Problem to solve
Wherever "printers" appears in a line, list that line.
------ Records provided
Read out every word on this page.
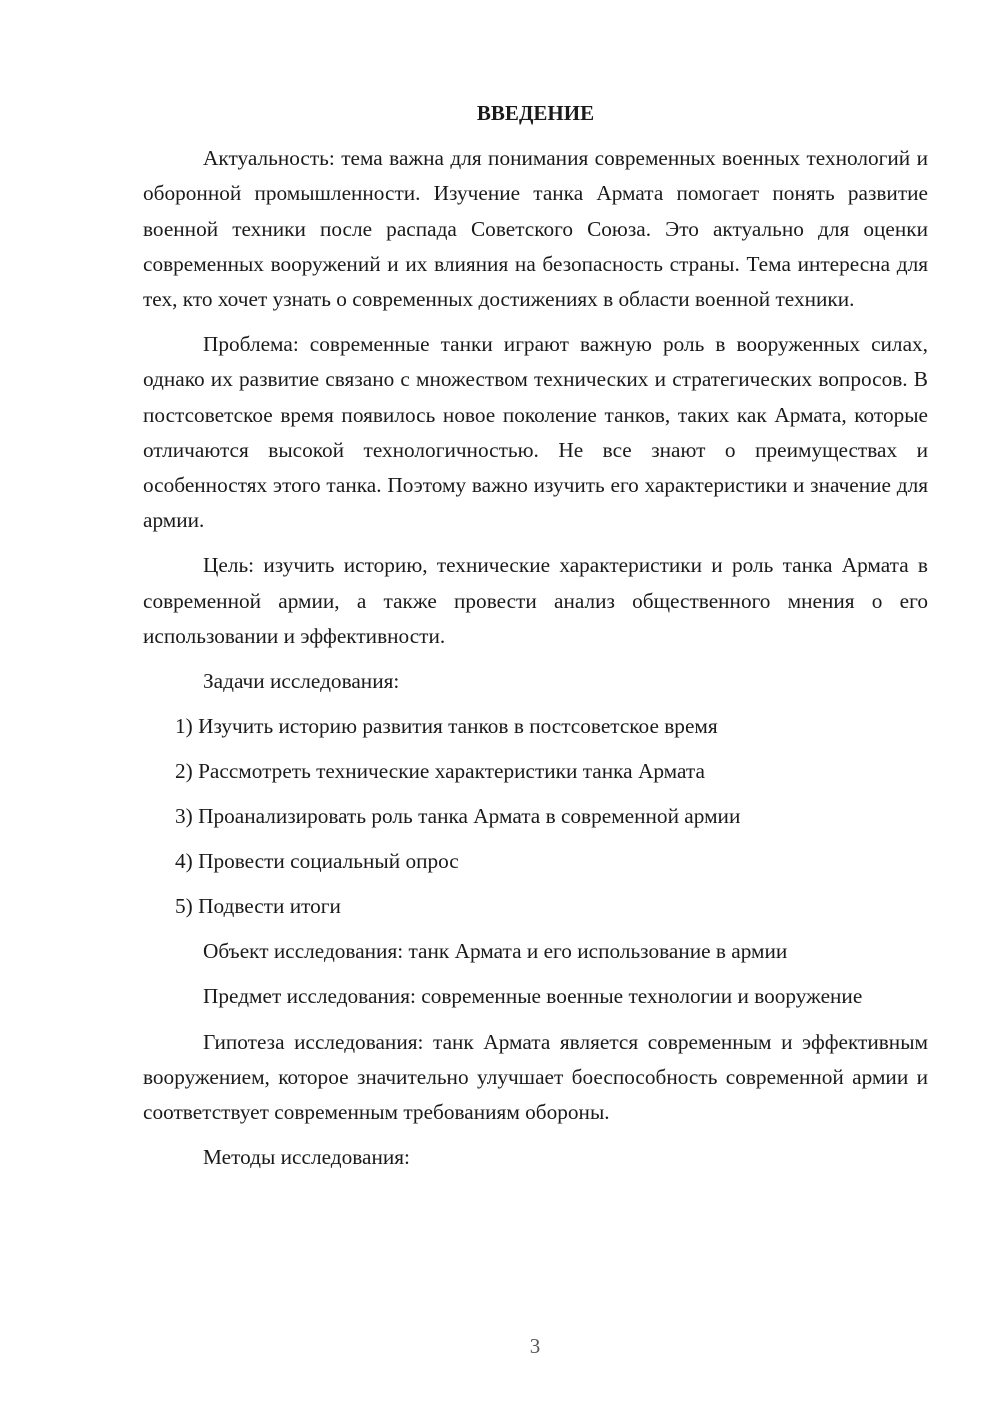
ВВЕДЕНИЕ

Актуальность: тема важна для понимания современных военных технологий и оборонной промышленности. Изучение танка Армата помогает понять развитие военной техники после распада Советского Союза. Это актуально для оценки современных вооружений и их влияния на безопасность страны. Тема интересна для тех, кто хочет узнать о современных достижениях в области военной техники.

Проблема: современные танки играют важную роль в вооруженных силах, однако их развитие связано с множеством технических и стратегических вопросов. В постсоветское время появилось новое поколение танков, таких как Армата, которые отличаются высокой технологичностью. Не все знают о преимуществах и особенностях этого танка. Поэтому важно изучить его характеристики и значение для армии.

Цель: изучить историю, технические характеристики и роль танка Армата в современной армии, а также провести анализ общественного мнения о его использовании и эффективности.

Задачи исследования:

1) Изучить историю развития танков в постсоветское время
2) Рассмотреть технические характеристики танка Армата
3) Проанализировать роль танка Армата в современной армии
4) Провести социальный опрос
5) Подвести итоги

Объект исследования: танк Армата и его использование в армии

Предмет исследования: современные военные технологии и вооружение

Гипотеза исследования: танк Армата является современным и эффективным вооружением, которое значительно улучшает боеспособность современной армии и соответствует современным требованиям обороны.

Методы исследования:

3
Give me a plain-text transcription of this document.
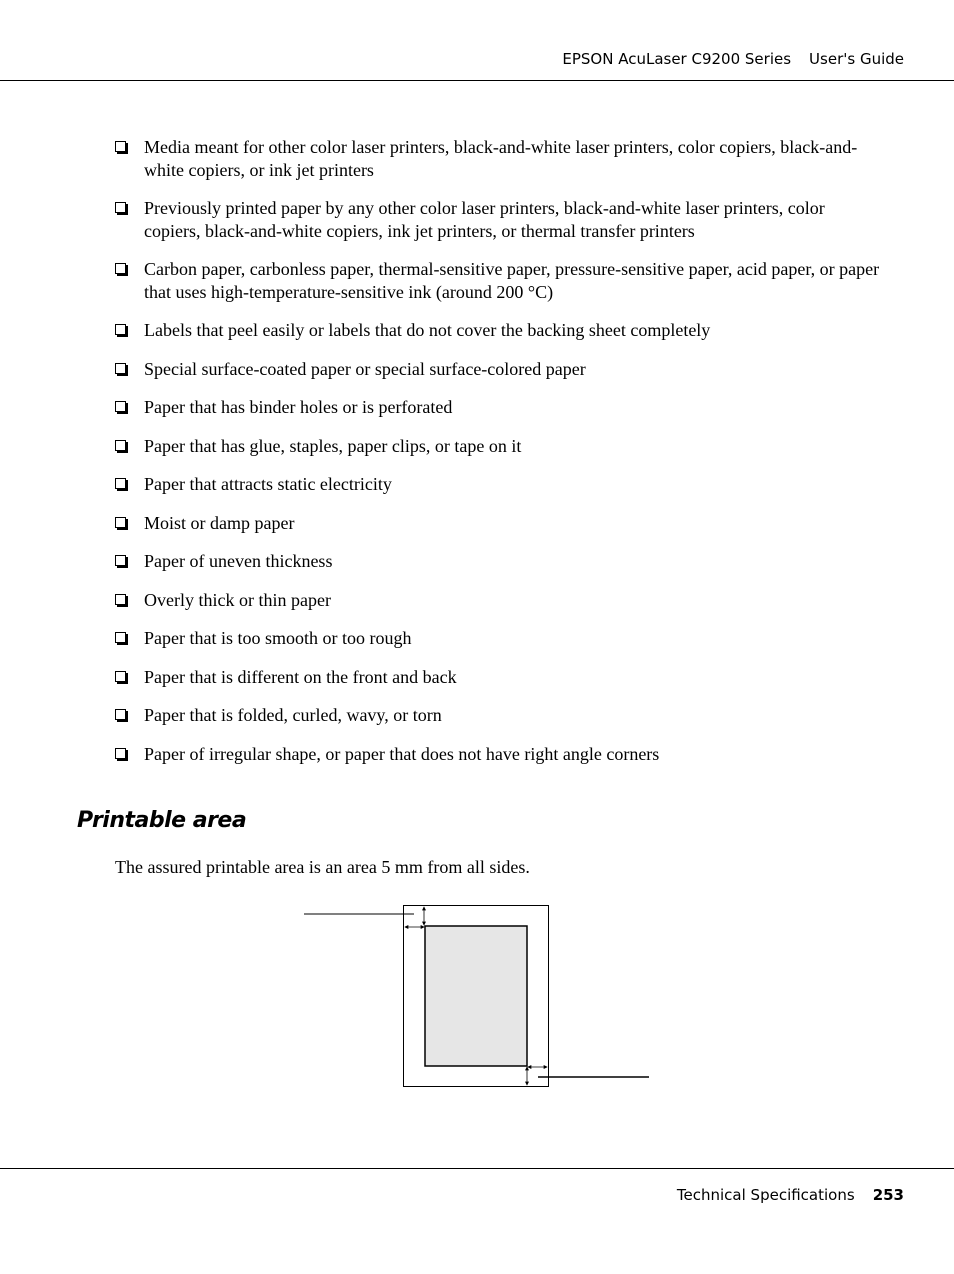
EPSON AcuLaser C9200 Series User's Guide
Media meant for other color laser printers, black-and-white laser printers, color copiers, black-and-white copiers, or ink jet printers
Previously printed paper by any other color laser printers, black-and-white laser printers, color copiers, black-and-white copiers, ink jet printers, or thermal transfer printers
Carbon paper, carbonless paper, thermal-sensitive paper, pressure-sensitive paper, acid paper, or paper that uses high-temperature-sensitive ink (around 200 °C)
Labels that peel easily or labels that do not cover the backing sheet completely
Special surface-coated paper or special surface-colored paper
Paper that has binder holes or is perforated
Paper that has glue, staples, paper clips, or tape on it
Paper that attracts static electricity
Moist or damp paper
Paper of uneven thickness
Overly thick or thin paper
Paper that is too smooth or too rough
Paper that is different on the front and back
Paper that is folded, curled, wavy, or torn
Paper of irregular shape, or paper that does not have right angle corners
Printable area
The assured printable area is an area 5 mm from all sides.
Technical Specifications 253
------------
Response below
Media meant for other color laser printers, black-and-white laser printers, color copiers, black-and-white copiers, or ink jet printers
Previously printed paper by any other color laser printers, black-and-white laser printers, color copiers, black-and-white copiers, ink jet printers, or thermal transfer printers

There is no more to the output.